- [SOURCE DATA]:
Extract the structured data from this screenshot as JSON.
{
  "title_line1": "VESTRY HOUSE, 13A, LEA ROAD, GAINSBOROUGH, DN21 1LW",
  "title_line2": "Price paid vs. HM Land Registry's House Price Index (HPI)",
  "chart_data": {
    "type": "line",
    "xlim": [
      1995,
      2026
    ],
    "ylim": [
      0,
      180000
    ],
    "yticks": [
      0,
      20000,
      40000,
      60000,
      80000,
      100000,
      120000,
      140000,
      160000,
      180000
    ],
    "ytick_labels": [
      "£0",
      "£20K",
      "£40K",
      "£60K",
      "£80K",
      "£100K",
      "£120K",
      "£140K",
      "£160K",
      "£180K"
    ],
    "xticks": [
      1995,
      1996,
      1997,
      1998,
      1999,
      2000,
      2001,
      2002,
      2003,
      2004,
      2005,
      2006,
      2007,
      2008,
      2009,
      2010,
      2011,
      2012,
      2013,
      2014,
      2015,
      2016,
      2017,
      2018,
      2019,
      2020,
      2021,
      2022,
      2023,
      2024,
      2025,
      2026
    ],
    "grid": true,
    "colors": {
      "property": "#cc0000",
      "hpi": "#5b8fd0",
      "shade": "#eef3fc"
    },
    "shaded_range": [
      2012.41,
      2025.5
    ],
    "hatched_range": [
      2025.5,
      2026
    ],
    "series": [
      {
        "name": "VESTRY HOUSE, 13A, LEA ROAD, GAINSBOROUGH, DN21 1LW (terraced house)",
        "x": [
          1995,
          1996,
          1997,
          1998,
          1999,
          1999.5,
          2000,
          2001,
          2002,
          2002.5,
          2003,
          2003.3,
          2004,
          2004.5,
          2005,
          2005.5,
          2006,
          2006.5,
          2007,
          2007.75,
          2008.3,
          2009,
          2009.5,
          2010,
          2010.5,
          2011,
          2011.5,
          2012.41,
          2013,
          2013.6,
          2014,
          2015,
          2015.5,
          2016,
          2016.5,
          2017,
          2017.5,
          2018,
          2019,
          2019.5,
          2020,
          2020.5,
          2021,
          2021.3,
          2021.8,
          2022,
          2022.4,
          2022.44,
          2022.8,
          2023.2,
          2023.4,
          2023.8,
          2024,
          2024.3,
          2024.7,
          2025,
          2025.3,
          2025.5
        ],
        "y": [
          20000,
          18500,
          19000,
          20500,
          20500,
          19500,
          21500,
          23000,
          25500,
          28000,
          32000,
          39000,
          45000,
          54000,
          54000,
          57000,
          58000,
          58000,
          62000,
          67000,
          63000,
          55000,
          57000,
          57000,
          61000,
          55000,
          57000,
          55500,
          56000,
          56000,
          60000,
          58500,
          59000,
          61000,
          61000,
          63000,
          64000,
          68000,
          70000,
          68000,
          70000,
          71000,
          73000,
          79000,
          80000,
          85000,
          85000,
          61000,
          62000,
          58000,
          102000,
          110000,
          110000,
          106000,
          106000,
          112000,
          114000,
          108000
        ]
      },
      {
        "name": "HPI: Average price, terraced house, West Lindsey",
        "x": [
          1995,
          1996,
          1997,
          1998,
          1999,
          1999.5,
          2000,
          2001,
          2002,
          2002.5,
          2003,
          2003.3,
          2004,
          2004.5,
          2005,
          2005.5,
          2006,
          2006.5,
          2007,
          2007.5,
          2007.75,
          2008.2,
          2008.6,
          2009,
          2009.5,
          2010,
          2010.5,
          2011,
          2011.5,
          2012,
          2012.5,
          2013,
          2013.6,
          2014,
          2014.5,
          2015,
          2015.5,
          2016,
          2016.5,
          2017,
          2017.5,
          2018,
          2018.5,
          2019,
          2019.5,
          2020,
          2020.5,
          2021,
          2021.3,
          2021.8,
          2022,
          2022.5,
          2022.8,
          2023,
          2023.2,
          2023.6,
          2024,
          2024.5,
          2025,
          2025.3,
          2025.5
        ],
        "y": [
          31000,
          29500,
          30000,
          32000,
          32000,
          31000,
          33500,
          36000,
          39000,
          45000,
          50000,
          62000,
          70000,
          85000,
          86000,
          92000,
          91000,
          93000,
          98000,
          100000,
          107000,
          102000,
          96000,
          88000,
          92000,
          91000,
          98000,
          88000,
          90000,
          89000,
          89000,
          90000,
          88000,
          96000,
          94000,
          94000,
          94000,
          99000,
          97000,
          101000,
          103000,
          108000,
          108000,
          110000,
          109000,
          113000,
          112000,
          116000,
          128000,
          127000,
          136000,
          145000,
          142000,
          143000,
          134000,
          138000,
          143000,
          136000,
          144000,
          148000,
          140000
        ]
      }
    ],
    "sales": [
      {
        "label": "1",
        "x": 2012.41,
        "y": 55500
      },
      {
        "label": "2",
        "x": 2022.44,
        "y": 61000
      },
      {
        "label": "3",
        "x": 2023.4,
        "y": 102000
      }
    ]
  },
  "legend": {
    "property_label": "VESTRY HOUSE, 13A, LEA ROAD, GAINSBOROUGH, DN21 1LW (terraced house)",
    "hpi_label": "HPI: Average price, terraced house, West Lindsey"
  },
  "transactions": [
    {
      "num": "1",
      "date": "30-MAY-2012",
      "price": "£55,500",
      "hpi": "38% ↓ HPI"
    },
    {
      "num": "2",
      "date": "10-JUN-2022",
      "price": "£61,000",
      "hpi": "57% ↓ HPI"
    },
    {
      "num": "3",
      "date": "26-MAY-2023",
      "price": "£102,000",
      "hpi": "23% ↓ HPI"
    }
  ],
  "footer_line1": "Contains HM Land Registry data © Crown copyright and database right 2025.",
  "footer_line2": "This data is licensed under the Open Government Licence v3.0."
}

- [WHAT TO WORK ON]: Every entry above should be retyped exactly as shown.

- [SOLUTION FOR THIS PROBLEM]:
Extract the structured data from this screenshot as JSON.
{
  "title_line1": "VESTRY HOUSE, 13A, LEA ROAD, GAINSBOROUGH, DN21 1LW",
  "title_line2": "Price paid vs. HM Land Registry's House Price Index (HPI)",
  "chart_data": {
    "type": "line",
    "xlim": [
      1995,
      2026
    ],
    "ylim": [
      0,
      180000
    ],
    "yticks": [
      0,
      20000,
      40000,
      60000,
      80000,
      100000,
      120000,
      140000,
      160000,
      180000
    ],
    "ytick_labels": [
      "£0",
      "£20K",
      "£40K",
      "£60K",
      "£80K",
      "£100K",
      "£120K",
      "£140K",
      "£160K",
      "£180K"
    ],
    "xticks": [
      1995,
      1996,
      1997,
      1998,
      1999,
      2000,
      2001,
      2002,
      2003,
      2004,
      2005,
      2006,
      2007,
      2008,
      2009,
      2010,
      2011,
      2012,
      2013,
      2014,
      2015,
      2016,
      2017,
      2018,
      2019,
      2020,
      2021,
      2022,
      2023,
      2024,
      2025,
      2026
    ],
    "grid": true,
    "colors": {
      "property": "#cc0000",
      "hpi": "#5b8fd0",
      "shade": "#eef3fc"
    },
    "shaded_range": [
      2012.41,
      2025.5
    ],
    "hatched_range": [
      2025.5,
      2026
    ],
    "series": [
      {
        "name": "VESTRY HOUSE, 13A, LEA ROAD, GAINSBOROUGH, DN21 1LW (terraced house)",
        "x": [
          1995,
          1996,
          1997,
          1998,
          1999,
          1999.5,
          2000,
          2001,
          2002,
          2002.5,
          2003,
          2003.3,
          2004,
          2004.5,
          2005,
          2005.5,
          2006,
          2006.5,
          2007,
          2007.75,
          2008.3,
          2009,
          2009.5,
          2010,
          2010.5,
          2011,
          2011.5,
          2012.41,
          2013,
          2013.6,
          2014,
          2015,
          2015.5,
          2016,
          2016.5,
          2017,
          2017.5,
          2018,
          2019,
          2019.5,
          2020,
          2020.5,
          2021,
          2021.3,
          2021.8,
          2022,
          2022.4,
          2022.44,
          2022.8,
          2023.2,
          2023.4,
          2023.8,
          2024,
          2024.3,
          2024.7,
          2025,
          2025.3,
          2025.5
        ],
        "y": [
          20000,
          18500,
          19000,
          20500,
          20500,
          19500,
          21500,
          23000,
          25500,
          28000,
          32000,
          39000,
          45000,
          54000,
          54000,
          57000,
          58000,
          58000,
          62000,
          67000,
          63000,
          55000,
          57000,
          57000,
          61000,
          55000,
          57000,
          55500,
          56000,
          56000,
          60000,
          58500,
          59000,
          61000,
          61000,
          63000,
          64000,
          68000,
          70000,
          68000,
          70000,
          71000,
          73000,
          79000,
          80000,
          85000,
          85000,
          61000,
          62000,
          58000,
          102000,
          110000,
          110000,
          106000,
          106000,
          112000,
          114000,
          108000
        ]
      },
      {
        "name": "HPI: Average price, terraced house, West Lindsey",
        "x": [
          1995,
          1996,
          1997,
          1998,
          1999,
          1999.5,
          2000,
          2001,
          2002,
          2002.5,
          2003,
          2003.3,
          2004,
          2004.5,
          2005,
          2005.5,
          2006,
          2006.5,
          2007,
          2007.5,
          2007.75,
          2008.2,
          2008.6,
          2009,
          2009.5,
          2010,
          2010.5,
          2011,
          2011.5,
          2012,
          2012.5,
          2013,
          2013.6,
          2014,
          2014.5,
          2015,
          2015.5,
          2016,
          2016.5,
          2017,
          2017.5,
          2018,
          2018.5,
          2019,
          2019.5,
          2020,
          2020.5,
          2021,
          2021.3,
          2021.8,
          2022,
          2022.5,
          2022.8,
          2023,
          2023.2,
          2023.6,
          2024,
          2024.5,
          2025,
          2025.3,
          2025.5
        ],
        "y": [
          31000,
          29500,
          30000,
          32000,
          32000,
          31000,
          33500,
          36000,
          39000,
          45000,
          50000,
          62000,
          70000,
          85000,
          86000,
          92000,
          91000,
          93000,
          98000,
          100000,
          107000,
          102000,
          96000,
          88000,
          92000,
          91000,
          98000,
          88000,
          90000,
          89000,
          89000,
          90000,
          88000,
          96000,
          94000,
          94000,
          94000,
          99000,
          97000,
          101000,
          103000,
          108000,
          108000,
          110000,
          109000,
          113000,
          112000,
          116000,
          128000,
          127000,
          136000,
          145000,
          142000,
          143000,
          134000,
          138000,
          143000,
          136000,
          144000,
          148000,
          140000
        ]
      }
    ],
    "sales": [
      {
        "label": "1",
        "x": 2012.41,
        "y": 55500
      },
      {
        "label": "2",
        "x": 2022.44,
        "y": 61000
      },
      {
        "label": "3",
        "x": 2023.4,
        "y": 102000
      }
    ]
  },
  "legend": {
    "property_label": "VESTRY HOUSE, 13A, LEA ROAD, GAINSBOROUGH, DN21 1LW (terraced house)",
    "hpi_label": "HPI: Average price, terraced house, West Lindsey"
  },
  "transactions": [
    {
      "num": "1",
      "date": "30-MAY-2012",
      "price": "£55,500",
      "hpi": "38% ↓ HPI"
    },
    {
      "num": "2",
      "date": "10-JUN-2022",
      "price": "£61,000",
      "hpi": "57% ↓ HPI"
    },
    {
      "num": "3",
      "date": "26-MAY-2023",
      "price": "£102,000",
      "hpi": "23% ↓ HPI"
    }
  ],
  "footer_line1": "Contains HM Land Registry data © Crown copyright and database right 2025.",
  "footer_line2": "This data is licensed under the Open Government Licence v3.0."
}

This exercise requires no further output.